▸ **REQUIREMENTS**: Print the entries below in their entirety, exactly as they are written.

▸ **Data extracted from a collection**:
● ● ● ● ● ● ●

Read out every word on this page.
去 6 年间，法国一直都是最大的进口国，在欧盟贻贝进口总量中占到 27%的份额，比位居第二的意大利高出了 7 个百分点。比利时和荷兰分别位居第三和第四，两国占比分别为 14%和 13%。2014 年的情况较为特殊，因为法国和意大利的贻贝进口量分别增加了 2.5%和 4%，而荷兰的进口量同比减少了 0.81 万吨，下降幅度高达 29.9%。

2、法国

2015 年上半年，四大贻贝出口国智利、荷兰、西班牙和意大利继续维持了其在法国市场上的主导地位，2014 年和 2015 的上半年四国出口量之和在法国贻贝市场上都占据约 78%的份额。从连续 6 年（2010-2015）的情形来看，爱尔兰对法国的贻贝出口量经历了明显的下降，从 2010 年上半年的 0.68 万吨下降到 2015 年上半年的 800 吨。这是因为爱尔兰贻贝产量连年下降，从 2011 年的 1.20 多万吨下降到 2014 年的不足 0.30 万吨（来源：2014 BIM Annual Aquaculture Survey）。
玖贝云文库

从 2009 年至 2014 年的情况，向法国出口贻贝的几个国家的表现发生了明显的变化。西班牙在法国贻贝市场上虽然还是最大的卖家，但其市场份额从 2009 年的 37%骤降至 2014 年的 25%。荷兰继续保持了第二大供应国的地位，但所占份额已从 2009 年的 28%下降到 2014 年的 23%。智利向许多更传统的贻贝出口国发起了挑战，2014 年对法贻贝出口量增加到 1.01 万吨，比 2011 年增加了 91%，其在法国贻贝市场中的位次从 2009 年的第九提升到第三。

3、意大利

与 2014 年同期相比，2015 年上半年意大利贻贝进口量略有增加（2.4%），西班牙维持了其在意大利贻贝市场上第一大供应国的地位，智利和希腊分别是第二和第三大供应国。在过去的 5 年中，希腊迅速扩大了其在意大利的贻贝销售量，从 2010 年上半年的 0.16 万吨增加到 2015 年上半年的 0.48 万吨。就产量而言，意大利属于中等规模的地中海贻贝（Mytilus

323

● ● ● ● ● ● ●

▸ **FINISHED EXERCISE**:
Read out every word on this page.
去 6 年间，法国一直都是最大的进口国，在欧盟贻贝进口总量中占到 27%的份额，比位居第二的意大利高出了 7 个百分点。比利时和荷兰分别位居第三和第四，两国占比分别为 14%和 13%。2014 年的情况较为特殊，因为法国和意大利的贻贝进口量分别增加了 2.5%和 4%，而荷兰的进口量同比减少了 0.81 万吨，下降幅度高达 29.9%。

2、法国

2015 年上半年，四大贻贝出口国智利、荷兰、西班牙和意大利继续维持了其在法国市场上的主导地位，2014 年和 2015 的上半年四国出口量之和在法国贻贝市场上都占据约 78%的份额。从连续 6 年（2010-2015）的情形来看，爱尔兰对法国的贻贝出口量经历了明显的下降，从 2010 年上半年的 0.68 万吨下降到 2015 年上半年的 800 吨。这是因为爱尔兰贻贝产量连年下降，从 2011 年的 1.20 多万吨下降到 2014 年的不足 0.30 万吨（来源：2014 BIM Annual Aquaculture Survey）。
玖贝云文库

从 2009 年至 2014 年的情况，向法国出口贻贝的几个国家的表现发生了明显的变化。西班牙在法国贻贝市场上虽然还是最大的卖家，但其市场份额从 2009 年的 37%骤降至 2014 年的 25%。荷兰继续保持了第二大供应国的地位，但所占份额已从 2009 年的 28%下降到 2014 年的 23%。智利向许多更传统的贻贝出口国发起了挑战，2014 年对法贻贝出口量增加到 1.01 万吨，比 2011 年增加了 91%，其在法国贻贝市场中的位次从 2009 年的第九提升到第三。

3、意大利

与 2014 年同期相比，2015 年上半年意大利贻贝进口量略有增加（2.4%），西班牙维持了其在意大利贻贝市场上第一大供应国的地位，智利和希腊分别是第二和第三大供应国。在过去的 5 年中，希腊迅速扩大了其在意大利的贻贝销售量，从 2010 年上半年的 0.16 万吨增加到 2015 年上半年的 0.48 万吨。就产量而言，意大利属于中等规模的地中海贻贝（Mytilus

323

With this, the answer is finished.